* The request *
Rewrite every line of the material below as a Markdown table with two columns, "Row" and "Entry". Number each line in the first column, and omit blank lines.

* Data shown *
-- BEGIN --
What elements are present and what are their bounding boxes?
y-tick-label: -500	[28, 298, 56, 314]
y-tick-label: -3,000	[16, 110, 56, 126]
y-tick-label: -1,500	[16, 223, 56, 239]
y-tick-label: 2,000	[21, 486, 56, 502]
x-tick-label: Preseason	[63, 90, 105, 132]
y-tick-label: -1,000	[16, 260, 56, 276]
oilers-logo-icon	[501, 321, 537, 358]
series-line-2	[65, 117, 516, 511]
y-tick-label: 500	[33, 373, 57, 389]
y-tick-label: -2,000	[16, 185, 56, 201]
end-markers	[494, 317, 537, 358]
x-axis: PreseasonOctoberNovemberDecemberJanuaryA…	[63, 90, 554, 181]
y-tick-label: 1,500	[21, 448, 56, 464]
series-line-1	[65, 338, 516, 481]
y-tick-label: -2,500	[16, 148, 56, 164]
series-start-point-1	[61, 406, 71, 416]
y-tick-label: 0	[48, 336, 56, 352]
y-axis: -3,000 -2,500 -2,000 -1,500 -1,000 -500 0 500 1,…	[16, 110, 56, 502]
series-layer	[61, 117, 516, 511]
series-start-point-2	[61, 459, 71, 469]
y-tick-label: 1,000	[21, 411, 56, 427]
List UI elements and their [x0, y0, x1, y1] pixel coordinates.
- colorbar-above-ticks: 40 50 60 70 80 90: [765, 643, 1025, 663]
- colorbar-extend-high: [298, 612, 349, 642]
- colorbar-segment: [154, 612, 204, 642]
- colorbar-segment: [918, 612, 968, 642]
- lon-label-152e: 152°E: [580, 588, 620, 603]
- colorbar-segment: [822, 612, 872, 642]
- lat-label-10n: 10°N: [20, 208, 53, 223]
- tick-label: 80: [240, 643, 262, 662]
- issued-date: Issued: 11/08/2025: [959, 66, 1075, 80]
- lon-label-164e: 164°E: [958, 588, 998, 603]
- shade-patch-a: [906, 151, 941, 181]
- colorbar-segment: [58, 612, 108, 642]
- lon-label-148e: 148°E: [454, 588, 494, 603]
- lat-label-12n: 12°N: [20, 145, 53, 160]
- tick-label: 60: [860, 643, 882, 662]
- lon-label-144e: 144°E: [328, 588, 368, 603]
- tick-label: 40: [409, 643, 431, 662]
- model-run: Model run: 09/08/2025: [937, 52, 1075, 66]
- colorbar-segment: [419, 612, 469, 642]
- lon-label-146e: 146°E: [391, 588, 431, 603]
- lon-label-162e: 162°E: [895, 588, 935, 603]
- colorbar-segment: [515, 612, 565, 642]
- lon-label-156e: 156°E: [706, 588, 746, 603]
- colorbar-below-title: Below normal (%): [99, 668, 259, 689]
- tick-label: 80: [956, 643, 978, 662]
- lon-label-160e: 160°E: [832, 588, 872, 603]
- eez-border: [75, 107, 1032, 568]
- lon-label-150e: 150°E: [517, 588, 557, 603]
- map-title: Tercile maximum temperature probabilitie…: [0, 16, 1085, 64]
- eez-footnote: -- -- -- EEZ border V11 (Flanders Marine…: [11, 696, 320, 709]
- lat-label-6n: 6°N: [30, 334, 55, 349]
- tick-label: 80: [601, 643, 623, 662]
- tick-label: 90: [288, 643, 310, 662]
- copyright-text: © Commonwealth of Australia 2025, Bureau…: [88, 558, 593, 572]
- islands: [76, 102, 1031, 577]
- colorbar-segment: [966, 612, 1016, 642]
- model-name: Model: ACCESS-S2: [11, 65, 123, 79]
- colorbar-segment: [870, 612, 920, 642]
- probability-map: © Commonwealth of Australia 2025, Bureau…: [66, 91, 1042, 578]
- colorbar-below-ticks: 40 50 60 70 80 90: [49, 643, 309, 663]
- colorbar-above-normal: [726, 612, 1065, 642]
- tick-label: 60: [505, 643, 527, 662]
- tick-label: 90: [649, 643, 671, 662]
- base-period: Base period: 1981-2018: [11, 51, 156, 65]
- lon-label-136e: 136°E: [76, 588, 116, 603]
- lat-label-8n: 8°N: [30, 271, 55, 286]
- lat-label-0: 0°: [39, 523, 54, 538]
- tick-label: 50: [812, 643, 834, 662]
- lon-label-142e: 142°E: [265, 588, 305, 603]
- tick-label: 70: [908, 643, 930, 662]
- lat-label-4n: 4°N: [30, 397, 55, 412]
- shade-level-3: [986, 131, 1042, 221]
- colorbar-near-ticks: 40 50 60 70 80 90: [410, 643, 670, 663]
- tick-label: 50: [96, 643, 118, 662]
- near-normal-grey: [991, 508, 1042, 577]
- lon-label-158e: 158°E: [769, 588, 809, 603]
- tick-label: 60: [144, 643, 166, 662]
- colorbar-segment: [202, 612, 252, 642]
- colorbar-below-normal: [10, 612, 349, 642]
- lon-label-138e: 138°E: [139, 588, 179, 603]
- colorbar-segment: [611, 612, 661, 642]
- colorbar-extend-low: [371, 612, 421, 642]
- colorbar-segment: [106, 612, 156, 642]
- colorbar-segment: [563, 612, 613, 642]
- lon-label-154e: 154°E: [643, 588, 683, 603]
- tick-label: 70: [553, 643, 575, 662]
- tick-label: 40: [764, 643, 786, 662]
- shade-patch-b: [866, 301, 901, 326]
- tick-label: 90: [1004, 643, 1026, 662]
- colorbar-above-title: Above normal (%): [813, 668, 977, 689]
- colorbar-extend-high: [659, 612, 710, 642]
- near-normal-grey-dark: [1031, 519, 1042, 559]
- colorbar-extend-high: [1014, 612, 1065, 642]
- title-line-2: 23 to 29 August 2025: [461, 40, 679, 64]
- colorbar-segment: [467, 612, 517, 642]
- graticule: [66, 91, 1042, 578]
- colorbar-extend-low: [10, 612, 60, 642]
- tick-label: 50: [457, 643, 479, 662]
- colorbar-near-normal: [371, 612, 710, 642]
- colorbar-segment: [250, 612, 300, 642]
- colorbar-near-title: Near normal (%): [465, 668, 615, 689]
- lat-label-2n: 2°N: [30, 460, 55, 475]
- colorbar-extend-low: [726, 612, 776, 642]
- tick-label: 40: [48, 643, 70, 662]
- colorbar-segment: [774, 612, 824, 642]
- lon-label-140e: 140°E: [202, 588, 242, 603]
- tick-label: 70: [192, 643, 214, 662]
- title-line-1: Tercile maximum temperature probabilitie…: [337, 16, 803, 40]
-- END --
* Output *
| Row | Entry |
|---|---|
| 1 | What elements are present and what are their bounding boxes? |
| 2 | y-tick-label: -500	[28, 298, 56, 314] |
| 3 | y-tick-label: -3,000	[16, 110, 56, 126] |
| 4 | y-tick-label: -1,500	[16, 223, 56, 239] |
| 5 | y-tick-label: 2,000	[21, 486, 56, 502] |
| 6 | x-tick-label: Preseason	[63, 90, 105, 132] |
| 7 | y-tick-label: -1,000	[16, 260, 56, 276] |
| 8 | oilers-logo-icon	[501, 321, 537, 358] |
| 9 | series-line-2	[65, 117, 516, 511] |
| 10 | y-tick-label: 500	[33, 373, 57, 389] |
| 11 | y-tick-label: -2,000	[16, 185, 56, 201] |
| 12 | end-markers	[494, 317, 537, 358] |
| 13 | x-axis: PreseasonOctoberNovemberDecemberJanuaryA…	[63, 90, 554, 181] |
| 14 | y-tick-label: 1,500	[21, 448, 56, 464] |
| 15 | series-line-1	[65, 338, 516, 481] |
| 16 | y-tick-label: -2,500	[16, 148, 56, 164] |
| 17 | series-start-point-1	[61, 406, 71, 416] |
| 18 | y-tick-label: 0	[48, 336, 56, 352] |
| 19 | y-axis: -3,000 -2,500 -2,000 -1,500 -1,000 -500 0 500 1,…	[16, 110, 56, 502] |
| 20 | series-layer	[61, 117, 516, 511] |
| 21 | series-start-point-2	[61, 459, 71, 469] |
| 22 | y-tick-label: 1,000	[21, 411, 56, 427] |
| 23 | List UI elements and their [x0, y0, x1, y1] pixel coordinates. |
| 24 | - colorbar-above-ticks: 40 50 60 70 80 90: [765, 643, 1025, 663] |
| 25 | - colorbar-extend-high: [298, 612, 349, 642] |
| 26 | - colorbar-segment: [154, 612, 204, 642] |
| 27 | - colorbar-segment: [918, 612, 968, 642] |
| 28 | - lon-label-152e: 152°E: [580, 588, 620, 603] |
| 29 | - colorbar-segment: [822, 612, 872, 642] |
| 30 | - lat-label-10n: 10°N: [20, 208, 53, 223] |
| 31 | - tick-label: 80: [240, 643, 262, 662] |
| 32 | - issued-date: Issued: 11/08/2025: [959, 66, 1075, 80] |
| 33 | - lon-label-164e: 164°E: [958, 588, 998, 603] |
| 34 | - shade-patch-a: [906, 151, 941, 181] |
| 35 | - colorbar-segment: [58, 612, 108, 642] |
| 36 | - lon-label-148e: 148°E: [454, 588, 494, 603] |
| 37 | - lat-label-12n: 12°N: [20, 145, 53, 160] |
| 38 | - tick-label: 60: [860, 643, 882, 662] |
| 39 | - lon-label-144e: 144°E: [328, 588, 368, 603] |
| 40 | - tick-label: 40: [409, 643, 431, 662] |
| 41 | - model-run: Model run: 09/08/2025: [937, 52, 1075, 66] |
| 42 | - colorbar-segment: [419, 612, 469, 642] |
| 43 | - lon-label-146e: 146°E: [391, 588, 431, 603] |
| 44 | - lon-label-162e: 162°E: [895, 588, 935, 603] |
| 45 | - colorbar-segment: [515, 612, 565, 642] |
| 46 | - lon-label-156e: 156°E: [706, 588, 746, 603] |
| 47 | - colorbar-below-title: Below normal (%): [99, 668, 259, 689] |
| 48 | - tick-label: 80: [956, 643, 978, 662] |
| 49 | - lon-label-160e: 160°E: [832, 588, 872, 603] |
| 50 | - eez-border: [75, 107, 1032, 568] |
| 51 | - lon-label-150e: 150°E: [517, 588, 557, 603] |
| 52 | - map-title: Tercile maximum temperature probabilitie…: [0, 16, 1085, 64] |
| 53 | - eez-footnote: -- -- -- EEZ border V11 (Flanders Marine…: [11, 696, 320, 709] |
| 54 | - lat-label-6n: 6°N: [30, 334, 55, 349] |
| 55 | - tick-label: 80: [601, 643, 623, 662] |
| 56 | - tick-label: 90: [288, 643, 310, 662] |
| 57 | - copyright-text: © Commonwealth of Australia 2025, Bureau…: [88, 558, 593, 572] |
| 58 | - islands: [76, 102, 1031, 577] |
| 59 | - colorbar-segment: [966, 612, 1016, 642] |
| 60 | - model-name: Model: ACCESS-S2: [11, 65, 123, 79] |
| 61 | - colorbar-segment: [870, 612, 920, 642] |
| 62 | - probability-map: © Commonwealth of Australia 2025, Bureau…: [66, 91, 1042, 578] |
| 63 | - colorbar-below-ticks: 40 50 60 70 80 90: [49, 643, 309, 663] |
| 64 | - colorbar-above-normal: [726, 612, 1065, 642] |
| 65 | - tick-label: 60: [505, 643, 527, 662] |
| 66 | - tick-label: 90: [649, 643, 671, 662] |
| 67 | - base-period: Base period: 1981-2018: [11, 51, 156, 65] |
| 68 | - lon-label-136e: 136°E: [76, 588, 116, 603] |
| 69 | - lat-label-8n: 8°N: [30, 271, 55, 286] |
| 70 | - lat-label-0: 0°: [39, 523, 54, 538] |
| 71 | - tick-label: 50: [812, 643, 834, 662] |
| 72 | - lon-label-142e: 142°E: [265, 588, 305, 603] |
| 73 | - tick-label: 70: [908, 643, 930, 662] |
| 74 | - lat-label-4n: 4°N: [30, 397, 55, 412] |
| 75 | - shade-level-3: [986, 131, 1042, 221] |
| 76 | - colorbar-near-ticks: 40 50 60 70 80 90: [410, 643, 670, 663] |
| 77 | - tick-label: 50: [96, 643, 118, 662] |
| 78 | - near-normal-grey: [991, 508, 1042, 577] |
| 79 | - lon-label-158e: 158°E: [769, 588, 809, 603] |
| 80 | - tick-label: 60: [144, 643, 166, 662] |
| 81 | - colorbar-segment: [202, 612, 252, 642] |
| 82 | - colorbar-below-normal: [10, 612, 349, 642] |
| 83 | - lon-label-138e: 138°E: [139, 588, 179, 603] |
| 84 | - colorbar-segment: [611, 612, 661, 642] |
| 85 | - colorbar-extend-low: [371, 612, 421, 642] |
| 86 | - colorbar-segment: [106, 612, 156, 642] |
| 87 | - colorbar-segment: [563, 612, 613, 642] |
| 88 | - lon-label-154e: 154°E: [643, 588, 683, 603] |
| 89 | - tick-label: 70: [553, 643, 575, 662] |
| 90 | - tick-label: 40: [764, 643, 786, 662] |
| 91 | - shade-patch-b: [866, 301, 901, 326] |
| 92 | - tick-label: 90: [1004, 643, 1026, 662] |
| 93 | - colorbar-above-title: Above normal (%): [813, 668, 977, 689] |
| 94 | - colorbar-extend-high: [659, 612, 710, 642] |
| 95 | - near-normal-grey-dark: [1031, 519, 1042, 559] |
| 96 | - colorbar-extend-high: [1014, 612, 1065, 642] |
| 97 | - title-line-2: 23 to 29 August 2025: [461, 40, 679, 64] |
| 98 | - colorbar-segment: [467, 612, 517, 642] |
| 99 | - graticule: [66, 91, 1042, 578] |
| 100 | - colorbar-extend-low: [10, 612, 60, 642] |
| 101 | - tick-label: 50: [457, 643, 479, 662] |
| 102 | - colorbar-near-normal: [371, 612, 710, 642] |
| 103 | - colorbar-segment: [250, 612, 300, 642] |
| 104 | - colorbar-near-title: Near normal (%): [465, 668, 615, 689] |
| 105 | - lat-label-2n: 2°N: [30, 460, 55, 475] |
| 106 | - colorbar-extend-low: [726, 612, 776, 642] |
| 107 | - tick-label: 40: [48, 643, 70, 662] |
| 108 | - colorbar-segment: [774, 612, 824, 642] |
| 109 | - lon-label-140e: 140°E: [202, 588, 242, 603] |
| 110 | - tick-label: 70: [192, 643, 214, 662] |
| 111 | - title-line-1: Tercile maximum temperature probabilitie…: [337, 16, 803, 40] |